> _Written exercise_: Identify all lines in the data containing the string "email". Copy them out.

> _Raw data_:
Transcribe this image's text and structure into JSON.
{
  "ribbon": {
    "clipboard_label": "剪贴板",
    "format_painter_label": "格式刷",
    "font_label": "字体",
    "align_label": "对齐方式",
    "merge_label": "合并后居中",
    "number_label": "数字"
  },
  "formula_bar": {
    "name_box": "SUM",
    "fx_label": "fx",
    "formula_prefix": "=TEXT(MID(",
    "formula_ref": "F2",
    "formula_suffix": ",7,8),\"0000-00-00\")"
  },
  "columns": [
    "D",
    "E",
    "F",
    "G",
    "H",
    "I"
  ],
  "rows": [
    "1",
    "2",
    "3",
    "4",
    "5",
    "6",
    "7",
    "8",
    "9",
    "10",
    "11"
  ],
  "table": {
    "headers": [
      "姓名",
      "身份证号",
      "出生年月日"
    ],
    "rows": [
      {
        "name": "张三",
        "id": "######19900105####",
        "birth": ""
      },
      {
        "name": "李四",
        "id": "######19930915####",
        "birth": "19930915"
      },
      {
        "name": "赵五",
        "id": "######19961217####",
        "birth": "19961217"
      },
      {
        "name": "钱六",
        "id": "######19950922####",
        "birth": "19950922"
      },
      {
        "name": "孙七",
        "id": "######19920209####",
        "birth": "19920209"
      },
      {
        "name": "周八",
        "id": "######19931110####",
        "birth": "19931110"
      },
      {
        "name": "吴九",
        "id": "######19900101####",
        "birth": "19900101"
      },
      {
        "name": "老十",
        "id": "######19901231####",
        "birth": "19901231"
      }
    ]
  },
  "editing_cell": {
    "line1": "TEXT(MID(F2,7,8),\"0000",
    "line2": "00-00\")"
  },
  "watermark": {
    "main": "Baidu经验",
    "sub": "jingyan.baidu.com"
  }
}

--

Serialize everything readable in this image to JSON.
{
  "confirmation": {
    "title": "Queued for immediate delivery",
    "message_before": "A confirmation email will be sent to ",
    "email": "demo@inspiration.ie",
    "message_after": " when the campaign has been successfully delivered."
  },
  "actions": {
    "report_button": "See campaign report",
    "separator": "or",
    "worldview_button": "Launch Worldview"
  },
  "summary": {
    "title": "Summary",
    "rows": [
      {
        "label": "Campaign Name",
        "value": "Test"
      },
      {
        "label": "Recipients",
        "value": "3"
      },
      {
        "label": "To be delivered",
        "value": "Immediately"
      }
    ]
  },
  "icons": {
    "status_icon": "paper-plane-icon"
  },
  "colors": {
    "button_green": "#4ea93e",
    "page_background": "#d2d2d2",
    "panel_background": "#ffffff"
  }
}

---

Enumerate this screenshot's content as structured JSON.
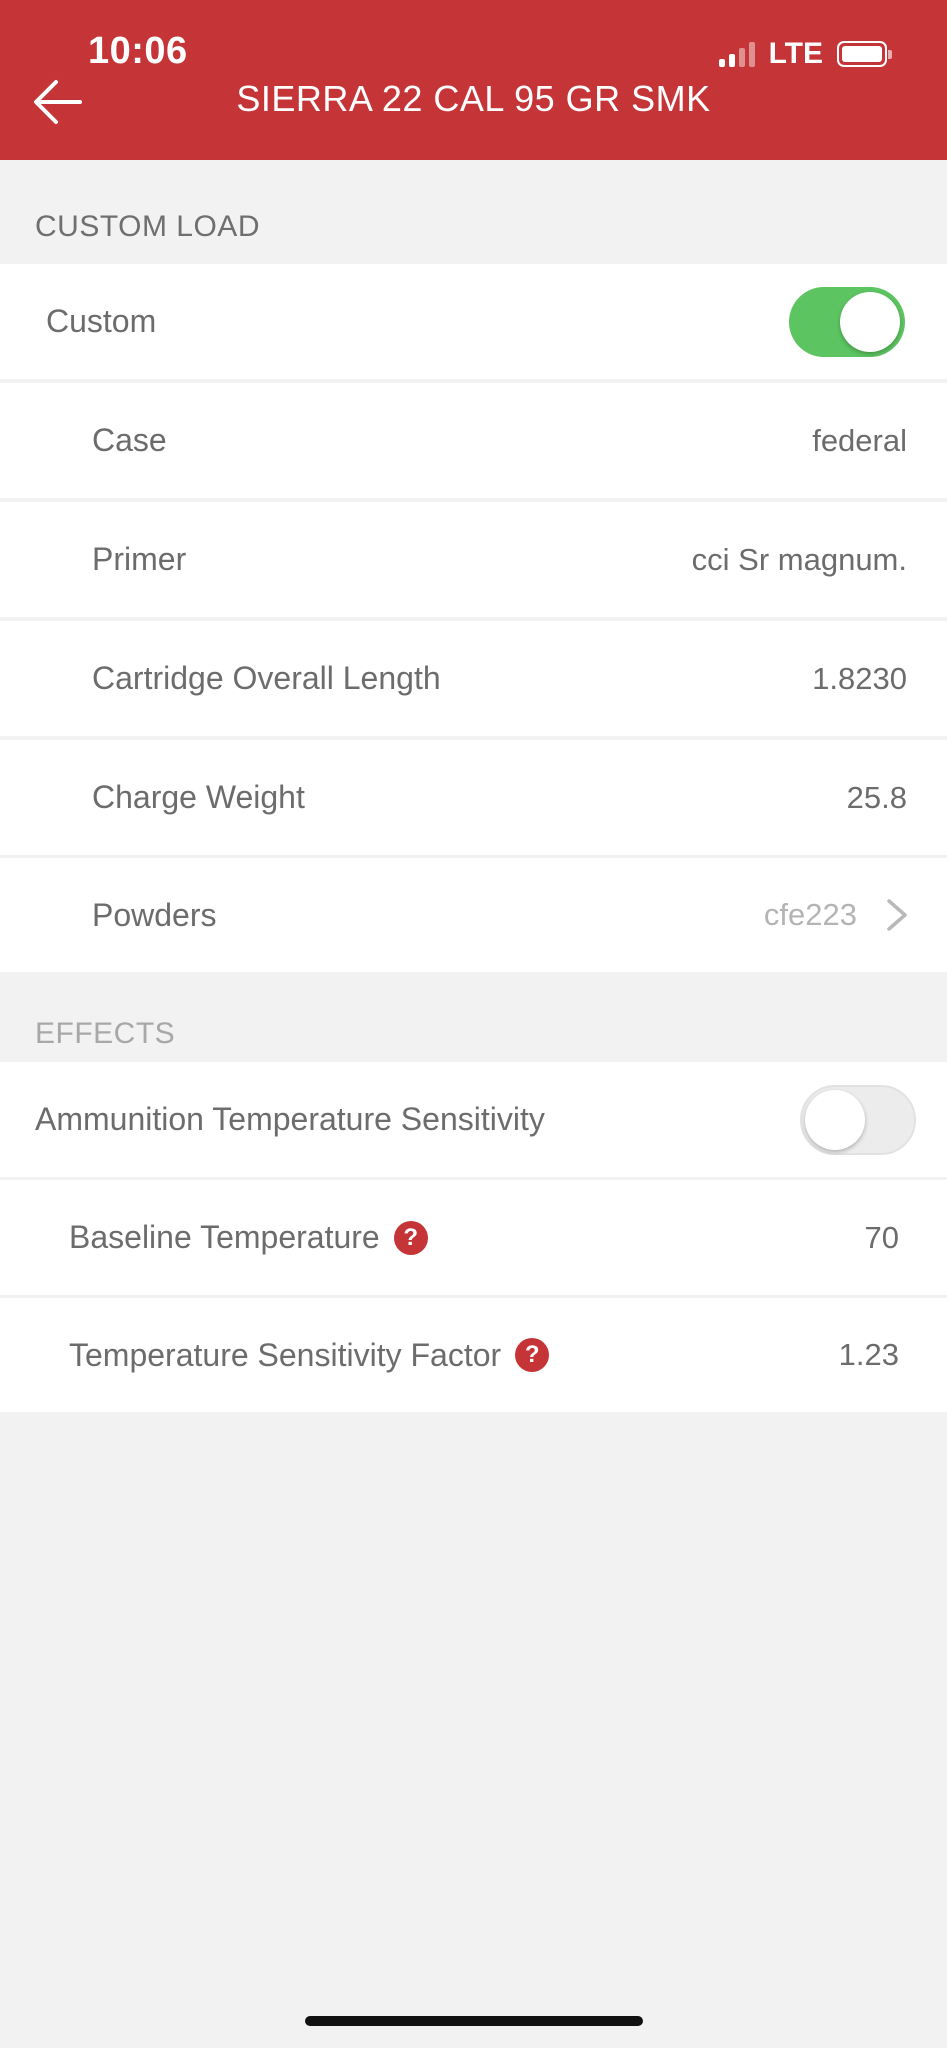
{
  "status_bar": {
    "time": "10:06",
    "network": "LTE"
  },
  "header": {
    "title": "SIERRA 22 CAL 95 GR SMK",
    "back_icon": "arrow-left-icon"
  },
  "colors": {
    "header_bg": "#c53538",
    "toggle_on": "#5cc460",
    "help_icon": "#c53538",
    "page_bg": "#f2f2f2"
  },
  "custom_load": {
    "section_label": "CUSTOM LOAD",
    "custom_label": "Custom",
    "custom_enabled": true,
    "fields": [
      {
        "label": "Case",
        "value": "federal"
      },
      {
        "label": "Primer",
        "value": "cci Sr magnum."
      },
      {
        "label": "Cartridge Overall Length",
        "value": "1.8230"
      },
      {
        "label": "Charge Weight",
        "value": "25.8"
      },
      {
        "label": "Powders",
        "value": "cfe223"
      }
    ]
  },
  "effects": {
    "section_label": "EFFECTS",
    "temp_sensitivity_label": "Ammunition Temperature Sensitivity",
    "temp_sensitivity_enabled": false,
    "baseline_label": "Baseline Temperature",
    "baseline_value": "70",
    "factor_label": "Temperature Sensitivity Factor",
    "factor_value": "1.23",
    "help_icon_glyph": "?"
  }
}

> _Solved exercise_:
    "message_before": "A confirmation email will be sent to ",
    "email": "demo@inspiration.ie",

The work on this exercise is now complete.